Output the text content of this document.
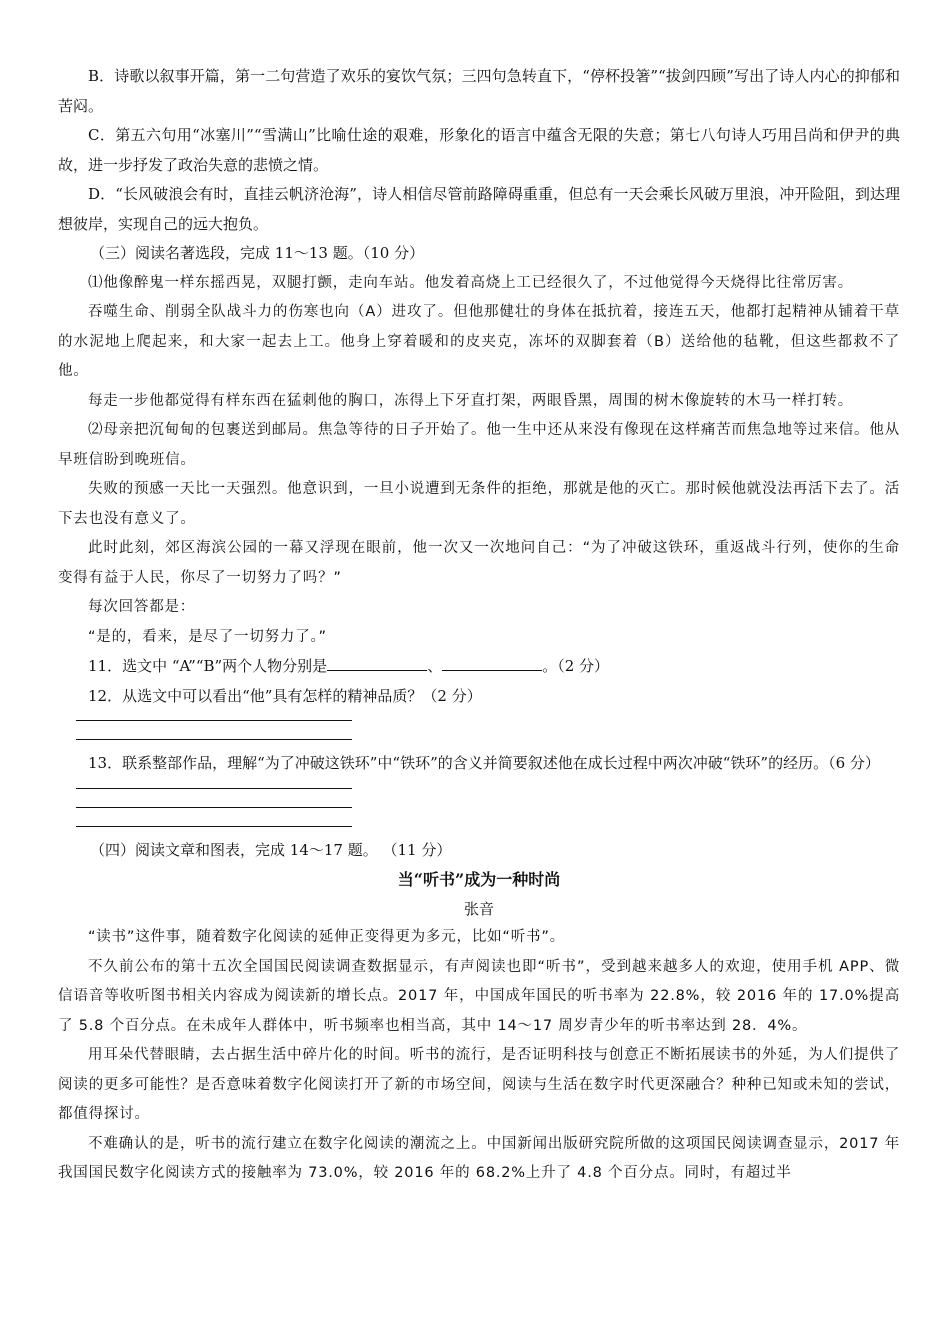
B．诗歌以叙事开篇，第一二句营造了欢乐的宴饮气氛；三四句急转直下，“停杯投箸”“拔剑四顾”写出了诗人内心的抑郁和苦闷。

C．第五六句用“冰塞川”“雪满山”比喻仕途的艰难，形象化的语言中蕴含无限的失意；第七八句诗人巧用吕尚和伊尹的典故，进一步抒发了政治失意的悲愤之情。

D．“长风破浪会有时，直挂云帆济沧海”，诗人相信尽管前路障碍重重，但总有一天会乘长风破万里浪，冲开险阻，到达理想彼岸，实现自己的远大抱负。

（三）阅读名著选段，完成 11～13 题。（10 分）

⑴他像醉鬼一样东摇西晃，双腿打颤，走向车站。他发着高烧上工已经很久了，不过他觉得今天烧得比往常厉害。

吞噬生命、削弱全队战斗力的伤寒也向（A）进攻了。但他那健壮的身体在抵抗着，接连五天，他都打起精神从铺着干草的水泥地上爬起来，和大家一起去上工。他身上穿着暖和的皮夹克，冻坏的双脚套着（B）送给他的毡靴，但这些都救不了他。

每走一步他都觉得有样东西在猛刺他的胸口，冻得上下牙直打架，两眼昏黑，周围的树木像旋转的木马一样打转。

⑵母亲把沉甸甸的包裹送到邮局。焦急等待的日子开始了。他一生中还从来没有像现在这样痛苦而焦急地等过来信。他从早班信盼到晚班信。

失败的预感一天比一天强烈。他意识到，一旦小说遭到无条件的拒绝，那就是他的灭亡。那时候他就没法再活下去了。活下去也没有意义了。

此时此刻，郊区海滨公园的一幕又浮现在眼前，他一次又一次地问自己：“为了冲破这铁环，重返战斗行列，使你的生命变得有益于人民，你尽了一切努力了吗？”

每次回答都是：

“是的，看来，是尽了一切努力了。”

11．选文中 “A”“B”两个人物分别是	、	。（2 分）

12．从选文中可以看出“他”具有怎样的精神品质？（2 分）

13．联系整部作品，理解“为了冲破这铁环”中“铁环”的含义并简要叙述他在成长过程中两次冲破“铁环”的经历。（6 分）

（四）阅读文章和图表，完成 14～17 题。 （11 分）

当“听书”成为一种时尚

张音

“读书”这件事，随着数字化阅读的延伸正变得更为多元，比如“听书”。

不久前公布的第十五次全国国民阅读调查数据显示，有声阅读也即“听书”，受到越来越多人的欢迎，使用手机 APP、微信语音等收听图书相关内容成为阅读新的增长点。2017 年，中国成年国民的听书率为 22.8%，较 2016 年的 17.0%提高了 5.8 个百分点。在未成年人群体中，听书频率也相当高，其中 14～17 周岁青少年的听书率达到 28．4%。

用耳朵代替眼睛，去占据生活中碎片化的时间。听书的流行，是否证明科技与创意正不断拓展读书的外延，为人们提供了阅读的更多可能性？是否意味着数字化阅读打开了新的市场空间，阅读与生活在数字时代更深融合？种种已知或未知的尝试，都值得探讨。

不难确认的是，听书的流行建立在数字化阅读的潮流之上。中国新闻出版研究院所做的这项国民阅读调查显示，2017 年我国国民数字化阅读方式的接触率为 73.0%，较 2016 年的 68.2%上升了 4.8 个百分点。同时，有超过半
------
The listing above needs to be output again exactly. Don't include the pictures.

Output the text content of this document.
B．诗歌以叙事开篇，第一二句营造了欢乐的宴饮气氛；三四句急转直下，“停杯投箸”“拔剑四顾”写出了诗人内心的抑郁和苦闷。

C．第五六句用“冰塞川”“雪满山”比喻仕途的艰难，形象化的语言中蕴含无限的失意；第七八句诗人巧用吕尚和伊尹的典故，进一步抒发了政治失意的悲愤之情。

D．“长风破浪会有时，直挂云帆济沧海”，诗人相信尽管前路障碍重重，但总有一天会乘长风破万里浪，冲开险阻，到达理想彼岸，实现自己的远大抱负。

（三）阅读名著选段，完成 11～13 题。（10 分）

⑴他像醉鬼一样东摇西晃，双腿打颤，走向车站。他发着高烧上工已经很久了，不过他觉得今天烧得比往常厉害。

吞噬生命、削弱全队战斗力的伤寒也向（A）进攻了。但他那健壮的身体在抵抗着，接连五天，他都打起精神从铺着干草的水泥地上爬起来，和大家一起去上工。他身上穿着暖和的皮夹克，冻坏的双脚套着（B）送给他的毡靴，但这些都救不了他。

每走一步他都觉得有样东西在猛刺他的胸口，冻得上下牙直打架，两眼昏黑，周围的树木像旋转的木马一样打转。

⑵母亲把沉甸甸的包裹送到邮局。焦急等待的日子开始了。他一生中还从来没有像现在这样痛苦而焦急地等过来信。他从早班信盼到晚班信。

失败的预感一天比一天强烈。他意识到，一旦小说遭到无条件的拒绝，那就是他的灭亡。那时候他就没法再活下去了。活下去也没有意义了。

此时此刻，郊区海滨公园的一幕又浮现在眼前，他一次又一次地问自己：“为了冲破这铁环，重返战斗行列，使你的生命变得有益于人民，你尽了一切努力了吗？”

每次回答都是：

“是的，看来，是尽了一切努力了。”

11．选文中 “A”“B”两个人物分别是	、	。（2 分）

12．从选文中可以看出“他”具有怎样的精神品质？（2 分）

13．联系整部作品，理解“为了冲破这铁环”中“铁环”的含义并简要叙述他在成长过程中两次冲破“铁环”的经历。（6 分）

（四）阅读文章和图表，完成 14～17 题。 （11 分）

当“听书”成为一种时尚

张音

“读书”这件事，随着数字化阅读的延伸正变得更为多元，比如“听书”。

不久前公布的第十五次全国国民阅读调查数据显示，有声阅读也即“听书”，受到越来越多人的欢迎，使用手机 APP、微信语音等收听图书相关内容成为阅读新的增长点。2017 年，中国成年国民的听书率为 22.8%，较 2016 年的 17.0%提高了 5.8 个百分点。在未成年人群体中，听书频率也相当高，其中 14～17 周岁青少年的听书率达到 28．4%。

用耳朵代替眼睛，去占据生活中碎片化的时间。听书的流行，是否证明科技与创意正不断拓展读书的外延，为人们提供了阅读的更多可能性？是否意味着数字化阅读打开了新的市场空间，阅读与生活在数字时代更深融合？种种已知或未知的尝试，都值得探讨。

不难确认的是，听书的流行建立在数字化阅读的潮流之上。中国新闻出版研究院所做的这项国民阅读调查显示，2017 年我国国民数字化阅读方式的接触率为 73.0%，较 2016 年的 68.2%上升了 4.8 个百分点。同时，有超过半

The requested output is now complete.